==== Task data

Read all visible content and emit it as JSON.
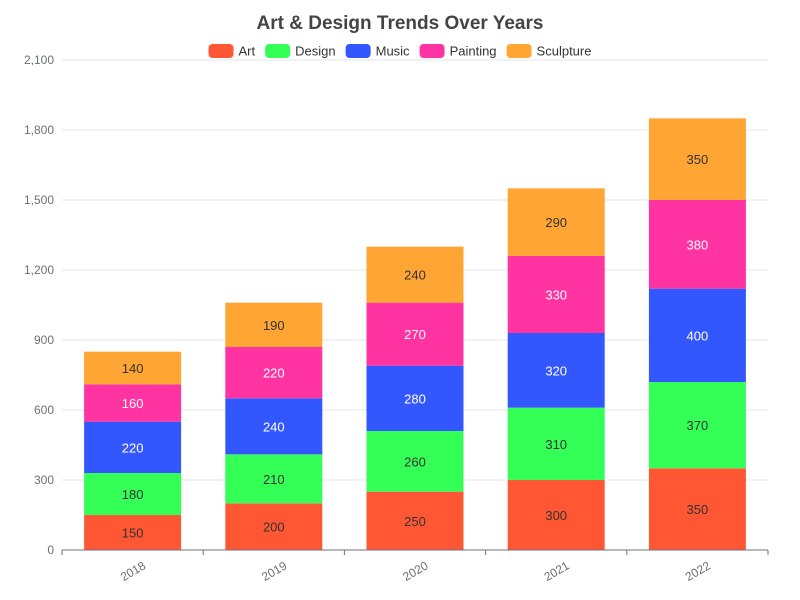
{
  "chart_data": {
    "type": "bar",
    "stacked": true,
    "title": "Art & Design Trends Over Years",
    "xlabel": "",
    "ylabel": "",
    "categories": [
      "2018",
      "2019",
      "2020",
      "2021",
      "2022"
    ],
    "ylim": [
      0,
      2100
    ],
    "yticks": [
      0,
      300,
      600,
      900,
      1200,
      1500,
      1800,
      2100
    ],
    "ytick_labels": [
      "0",
      "300",
      "600",
      "900",
      "1,200",
      "1,500",
      "1,800",
      "2,100"
    ],
    "grid": true,
    "legend_position": "top-center",
    "series": [
      {
        "name": "Art",
        "color": "#ff5733",
        "label_color": "#333333",
        "values": [
          150,
          200,
          250,
          300,
          350
        ]
      },
      {
        "name": "Design",
        "color": "#33ff57",
        "label_color": "#333333",
        "values": [
          180,
          210,
          260,
          310,
          370
        ]
      },
      {
        "name": "Music",
        "color": "#3357ff",
        "label_color": "#ffffff",
        "values": [
          220,
          240,
          280,
          320,
          400
        ]
      },
      {
        "name": "Painting",
        "color": "#ff33a1",
        "label_color": "#ffffff",
        "values": [
          160,
          220,
          270,
          330,
          380
        ]
      },
      {
        "name": "Sculpture",
        "color": "#ffa533",
        "label_color": "#333333",
        "values": [
          140,
          190,
          240,
          290,
          350
        ]
      }
    ]
  }
}
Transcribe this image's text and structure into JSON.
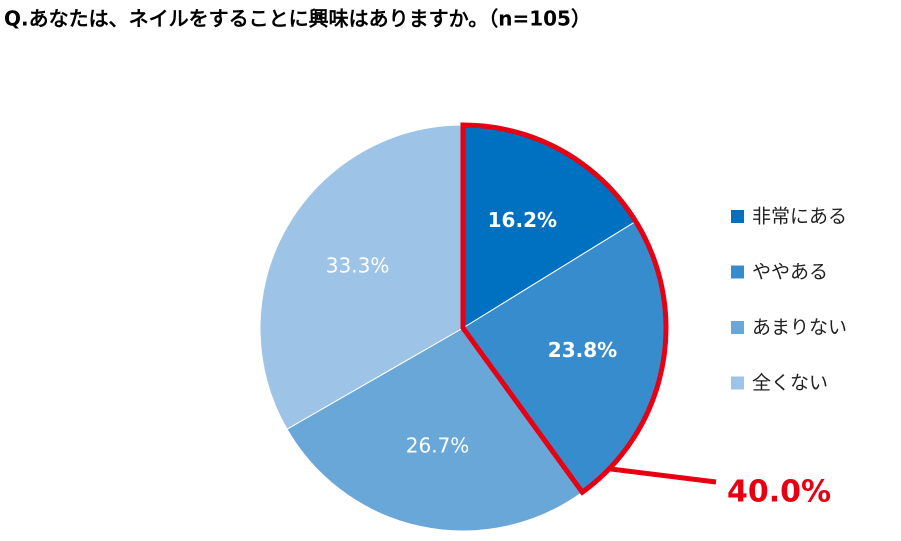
{
  "chart_data": {
    "type": "pie",
    "title": "Q.あなたは、ネイルをすることに興味はありますか。（n=105）",
    "categories": [
      "非常にある",
      "ややある",
      "あまりない",
      "全くない"
    ],
    "values": [
      16.2,
      23.8,
      26.7,
      33.3
    ],
    "value_labels": [
      "16.2%",
      "23.8%",
      "26.7%",
      "33.3%"
    ],
    "colors": [
      "#0070c0",
      "#378ccd",
      "#6aa7d9",
      "#9dc3e6"
    ],
    "annotation": "40.0%",
    "annotation_color": "#e60012",
    "legend": "right"
  }
}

========

◆ Problem details ◆
Every record gets retyped exactly; no picture goes into the copy.

◆ Result ◆
Read all visible content and emit it as JSON.
{
  "chart_data": {
    "type": "bar",
    "stacked": true,
    "title": "Art & Design Trends Over Years",
    "xlabel": "",
    "ylabel": "",
    "categories": [
      "2018",
      "2019",
      "2020",
      "2021",
      "2022"
    ],
    "ylim": [
      0,
      2100
    ],
    "yticks": [
      0,
      300,
      600,
      900,
      1200,
      1500,
      1800,
      2100
    ],
    "ytick_labels": [
      "0",
      "300",
      "600",
      "900",
      "1,200",
      "1,500",
      "1,800",
      "2,100"
    ],
    "grid": true,
    "legend_position": "top-center",
    "series": [
      {
        "name": "Art",
        "color": "#ff5733",
        "label_color": "#333333",
        "values": [
          150,
          200,
          250,
          300,
          350
        ]
      },
      {
        "name": "Design",
        "color": "#33ff57",
        "label_color": "#333333",
        "values": [
          180,
          210,
          260,
          310,
          370
        ]
      },
      {
        "name": "Music",
        "color": "#3357ff",
        "label_color": "#ffffff",
        "values": [
          220,
          240,
          280,
          320,
          400
        ]
      },
      {
        "name": "Painting",
        "color": "#ff33a1",
        "label_color": "#ffffff",
        "values": [
          160,
          220,
          270,
          330,
          380
        ]
      },
      {
        "name": "Sculpture",
        "color": "#ffa533",
        "label_color": "#333333",
        "values": [
          140,
          190,
          240,
          290,
          350
        ]
      }
    ]
  }
}
Transcribe this image's text and structure into JSON.
{
  "chart_data": {
    "type": "pie",
    "title": "Q.あなたは、ネイルをすることに興味はありますか。（n=105）",
    "categories": [
      "非常にある",
      "ややある",
      "あまりない",
      "全くない"
    ],
    "values": [
      16.2,
      23.8,
      26.7,
      33.3
    ],
    "value_labels": [
      "16.2%",
      "23.8%",
      "26.7%",
      "33.3%"
    ],
    "colors": [
      "#0070c0",
      "#378ccd",
      "#6aa7d9",
      "#9dc3e6"
    ],
    "annotation": "40.0%",
    "annotation_color": "#e60012",
    "legend": "right"
  }
}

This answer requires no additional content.